**SET TASK**:
State how many lines hold the string "Component". Give the number and nothing else.

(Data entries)
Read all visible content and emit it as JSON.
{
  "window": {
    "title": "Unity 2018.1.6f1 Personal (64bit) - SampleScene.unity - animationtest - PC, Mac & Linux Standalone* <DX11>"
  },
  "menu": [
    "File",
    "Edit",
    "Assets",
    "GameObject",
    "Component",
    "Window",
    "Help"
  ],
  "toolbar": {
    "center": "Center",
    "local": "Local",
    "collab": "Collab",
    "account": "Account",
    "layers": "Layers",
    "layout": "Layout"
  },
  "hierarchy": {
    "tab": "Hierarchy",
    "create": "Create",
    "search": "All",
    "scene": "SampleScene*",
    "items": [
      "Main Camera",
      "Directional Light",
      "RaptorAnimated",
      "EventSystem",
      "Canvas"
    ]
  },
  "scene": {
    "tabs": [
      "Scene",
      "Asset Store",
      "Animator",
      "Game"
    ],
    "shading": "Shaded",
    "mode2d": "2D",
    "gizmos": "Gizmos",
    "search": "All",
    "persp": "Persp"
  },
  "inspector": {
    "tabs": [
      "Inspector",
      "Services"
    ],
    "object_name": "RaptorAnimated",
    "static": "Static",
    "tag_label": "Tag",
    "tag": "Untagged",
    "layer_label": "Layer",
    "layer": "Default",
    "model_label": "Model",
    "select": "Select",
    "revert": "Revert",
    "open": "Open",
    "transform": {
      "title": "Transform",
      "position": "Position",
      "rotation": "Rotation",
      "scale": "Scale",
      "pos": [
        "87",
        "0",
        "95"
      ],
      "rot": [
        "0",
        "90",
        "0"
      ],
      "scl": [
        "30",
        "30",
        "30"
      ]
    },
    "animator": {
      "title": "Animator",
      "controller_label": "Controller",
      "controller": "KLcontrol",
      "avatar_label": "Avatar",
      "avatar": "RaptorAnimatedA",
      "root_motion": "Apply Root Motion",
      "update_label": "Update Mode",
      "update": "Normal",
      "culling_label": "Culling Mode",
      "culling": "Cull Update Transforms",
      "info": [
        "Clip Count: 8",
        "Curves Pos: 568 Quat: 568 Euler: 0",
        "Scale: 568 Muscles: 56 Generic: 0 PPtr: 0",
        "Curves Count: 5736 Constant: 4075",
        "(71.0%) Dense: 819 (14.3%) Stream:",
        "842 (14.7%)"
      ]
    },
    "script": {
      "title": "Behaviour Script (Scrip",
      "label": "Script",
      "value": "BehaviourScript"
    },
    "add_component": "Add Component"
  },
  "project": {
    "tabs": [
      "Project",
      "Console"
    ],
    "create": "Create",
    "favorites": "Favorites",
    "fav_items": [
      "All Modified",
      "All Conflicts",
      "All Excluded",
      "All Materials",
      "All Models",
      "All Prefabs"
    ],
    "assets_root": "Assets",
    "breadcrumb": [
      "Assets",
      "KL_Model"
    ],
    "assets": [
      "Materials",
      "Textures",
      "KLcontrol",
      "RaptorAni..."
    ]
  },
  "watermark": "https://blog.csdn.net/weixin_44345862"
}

**SOLUTION TO THIS TASK**:
2